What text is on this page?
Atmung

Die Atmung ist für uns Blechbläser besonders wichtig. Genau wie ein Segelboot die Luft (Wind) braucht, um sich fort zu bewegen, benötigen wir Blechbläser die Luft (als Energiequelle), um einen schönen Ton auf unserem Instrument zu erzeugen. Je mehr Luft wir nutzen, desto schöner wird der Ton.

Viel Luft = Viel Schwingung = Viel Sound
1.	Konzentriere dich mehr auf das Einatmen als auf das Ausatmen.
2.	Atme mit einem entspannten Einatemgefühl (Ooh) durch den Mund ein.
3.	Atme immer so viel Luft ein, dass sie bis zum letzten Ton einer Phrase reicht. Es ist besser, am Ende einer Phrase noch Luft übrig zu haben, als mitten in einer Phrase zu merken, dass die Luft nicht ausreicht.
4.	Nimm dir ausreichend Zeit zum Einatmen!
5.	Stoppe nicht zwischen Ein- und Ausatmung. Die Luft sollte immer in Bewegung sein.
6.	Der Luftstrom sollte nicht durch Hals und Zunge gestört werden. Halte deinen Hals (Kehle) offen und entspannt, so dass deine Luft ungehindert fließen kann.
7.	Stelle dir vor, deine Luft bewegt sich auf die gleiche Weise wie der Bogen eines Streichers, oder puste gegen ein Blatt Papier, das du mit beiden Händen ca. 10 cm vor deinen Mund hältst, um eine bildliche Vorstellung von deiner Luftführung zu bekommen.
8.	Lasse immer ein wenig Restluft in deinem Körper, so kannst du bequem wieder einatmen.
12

## What you are asked to do
Go through the records above and retype each one exactly.

## Task solution
What text is on this page?
Atmung

Die Atmung ist für uns Blechbläser besonders wichtig. Genau wie ein Segelboot die Luft (Wind) braucht, um sich fort zu bewegen, benötigen wir Blechbläser die Luft (als Energiequelle), um einen schönen Ton auf unserem Instrument zu erzeugen. Je mehr Luft wir nutzen, desto schöner wird der Ton.

Viel Luft = Viel Schwingung = Viel Sound
1.	Konzentriere dich mehr auf das Einatmen als auf das Ausatmen.
2.	Atme mit einem entspannten Einatemgefühl (Ooh) durch den Mund ein.
3.	Atme immer so viel Luft ein, dass sie bis zum letzten Ton einer Phrase reicht. Es ist besser, am Ende einer Phrase noch Luft übrig zu haben, als mitten in einer Phrase zu merken, dass die Luft nicht ausreicht.
4.	Nimm dir ausreichend Zeit zum Einatmen!
5.	Stoppe nicht zwischen Ein- und Ausatmung. Die Luft sollte immer in Bewegung sein.
6.	Der Luftstrom sollte nicht durch Hals und Zunge gestört werden. Halte deinen Hals (Kehle) offen und entspannt, so dass deine Luft ungehindert fließen kann.
7.	Stelle dir vor, deine Luft bewegt sich auf die gleiche Weise wie der Bogen eines Streichers, oder puste gegen ein Blatt Papier, das du mit beiden Händen ca. 10 cm vor deinen Mund hältst, um eine bildliche Vorstellung von deiner Luftführung zu bekommen.
8.	Lasse immer ein wenig Restluft in deinem Körper, so kannst du bequem wieder einatmen.
12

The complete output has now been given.